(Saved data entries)

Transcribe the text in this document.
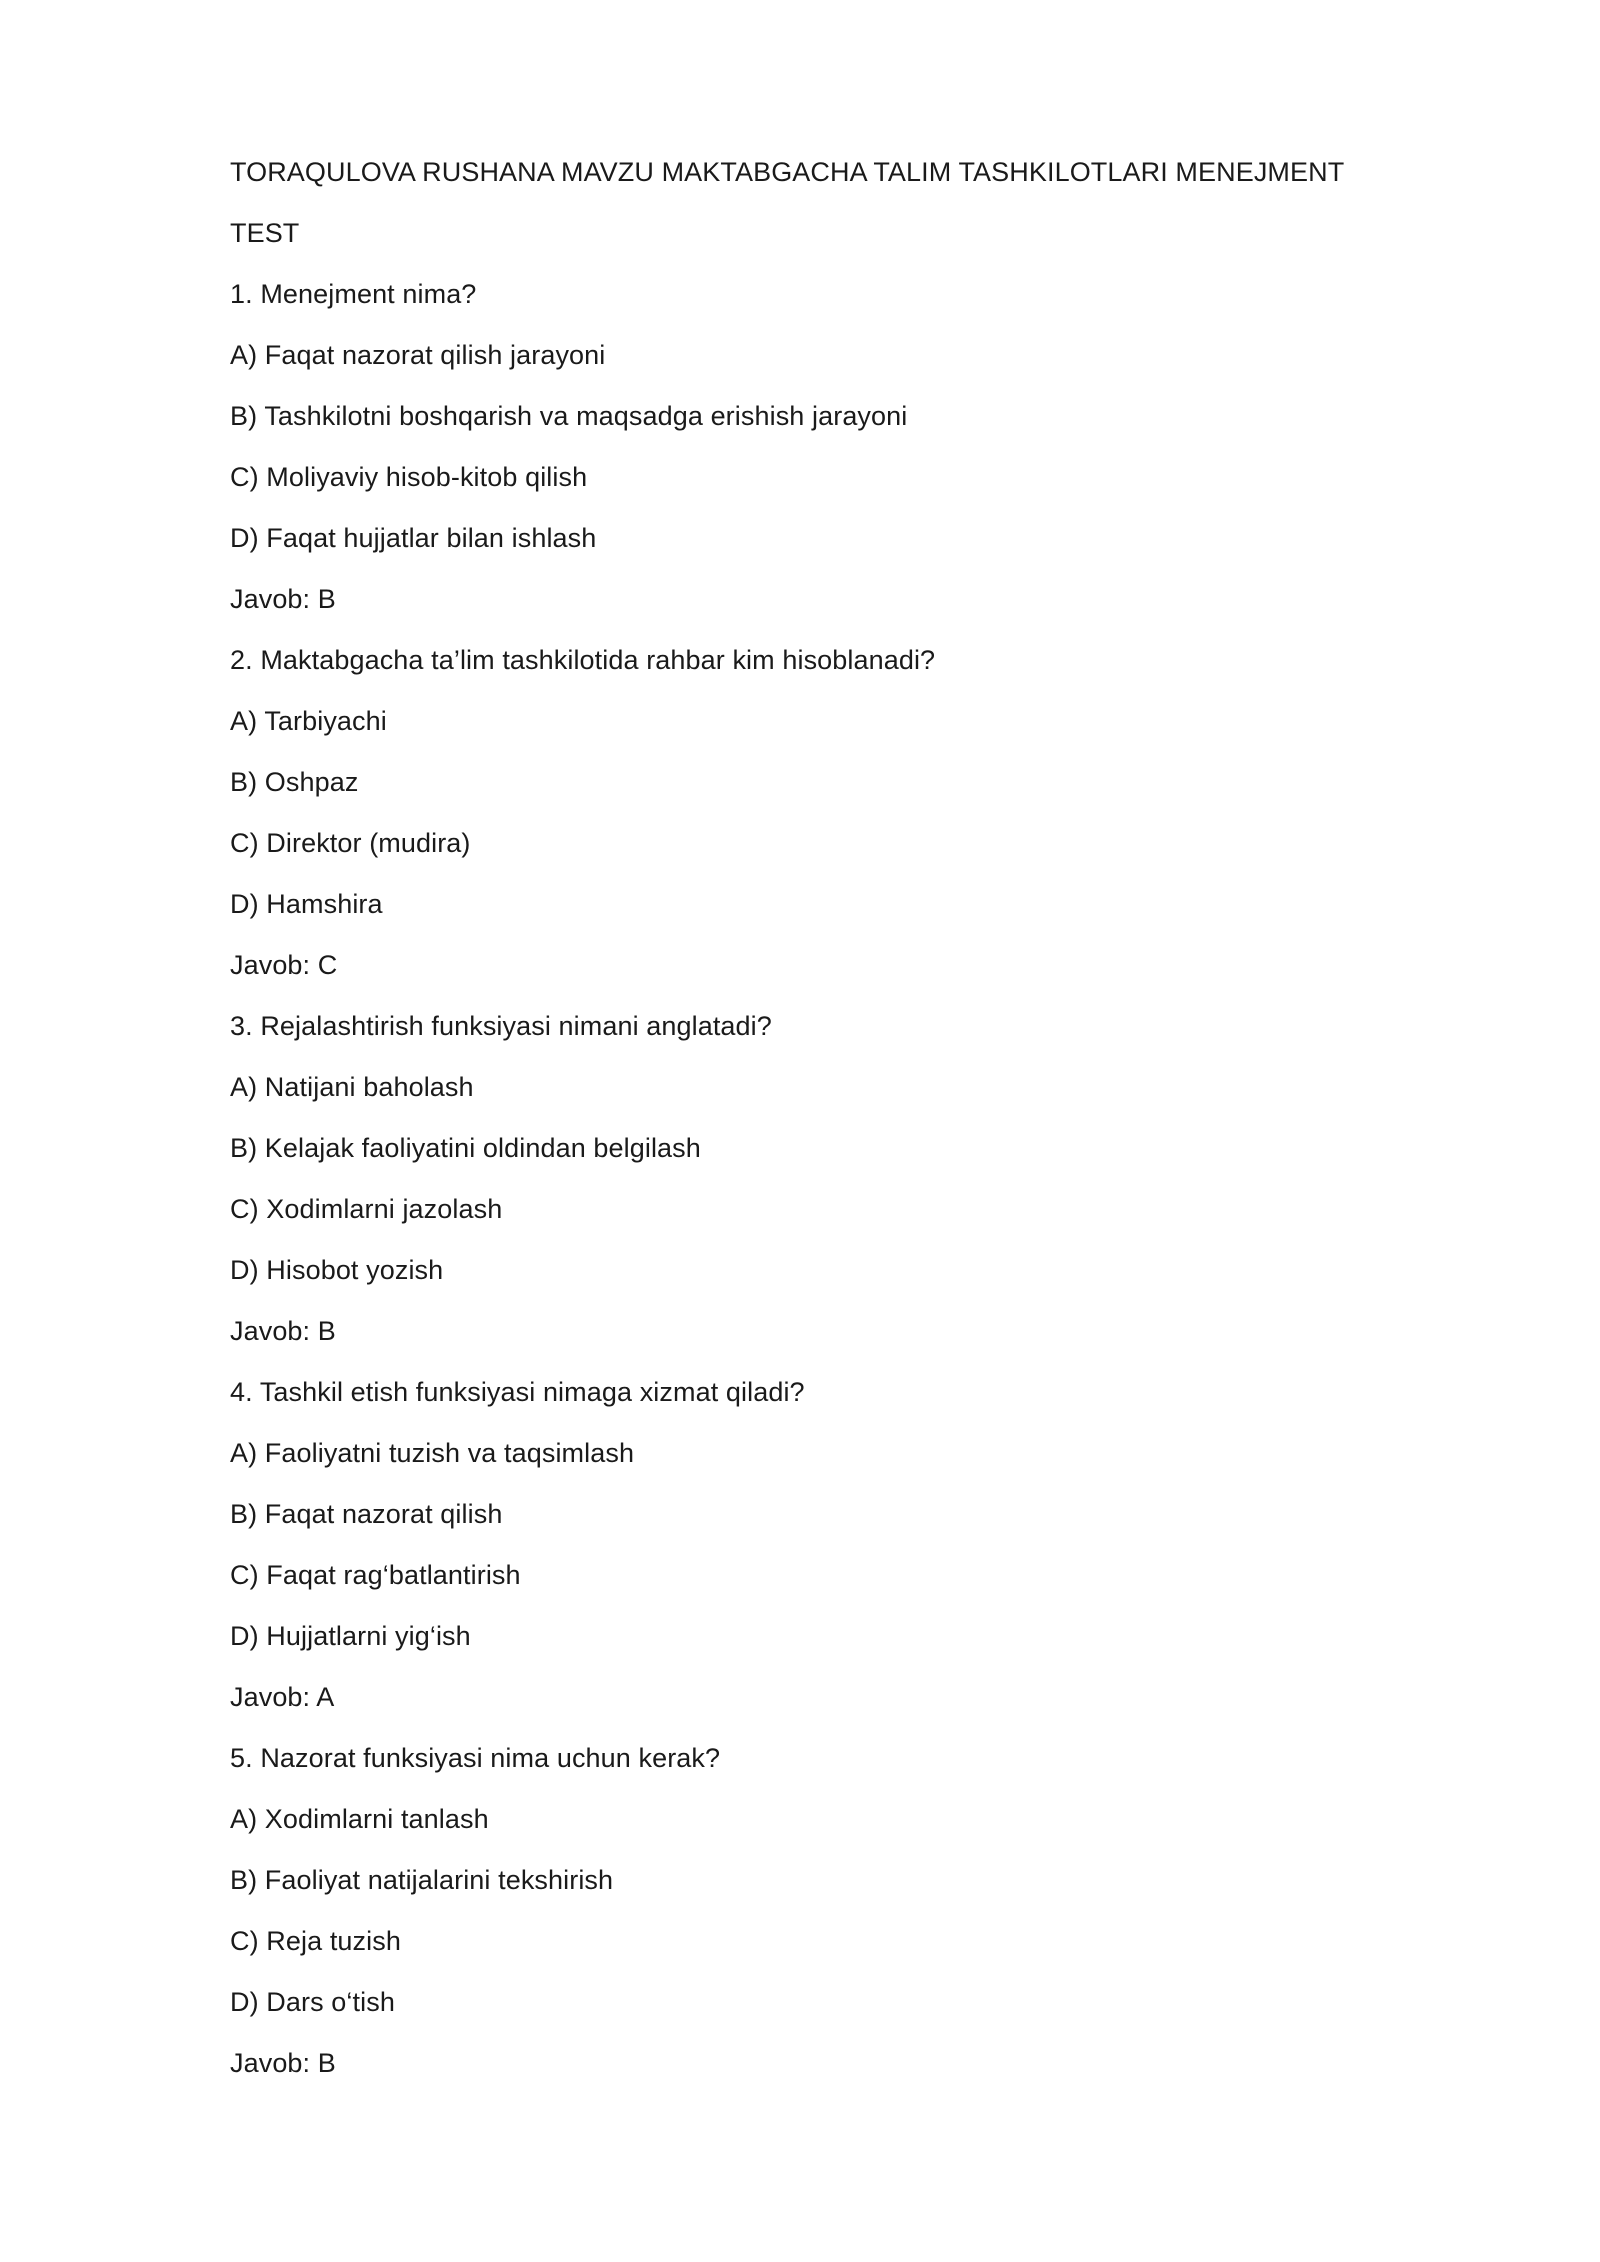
TORAQULOVA RUSHANA MAVZU MAKTABGACHA TALIM TASHKILOTLARI MENEJMENT
TEST
1. Menejment nima?
A) Faqat nazorat qilish jarayoni
B) Tashkilotni boshqarish va maqsadga erishish jarayoni
C) Moliyaviy hisob-kitob qilish
D) Faqat hujjatlar bilan ishlash
Javob: B
2. Maktabgacha ta’lim tashkilotida rahbar kim hisoblanadi?
A) Tarbiyachi
B) Oshpaz
C) Direktor (mudira)
D) Hamshira
Javob: C
3. Rejalashtirish funksiyasi nimani anglatadi?
A) Natijani baholash
B) Kelajak faoliyatini oldindan belgilash
C) Xodimlarni jazolash
D) Hisobot yozish
Javob: B
4. Tashkil etish funksiyasi nimaga xizmat qiladi?
A) Faoliyatni tuzish va taqsimlash
B) Faqat nazorat qilish
C) Faqat rag‘batlantirish
D) Hujjatlarni yig‘ish
Javob: A
5. Nazorat funksiyasi nima uchun kerak?
A) Xodimlarni tanlash
B) Faoliyat natijalarini tekshirish
C) Reja tuzish
D) Dars o‘tish
Javob: B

Task statement - Reproduce each line holding the word "qilish".

Written answer -
A) Faqat nazorat qilish jarayoni
C) Moliyaviy hisob-kitob qilish
B) Faqat nazorat qilish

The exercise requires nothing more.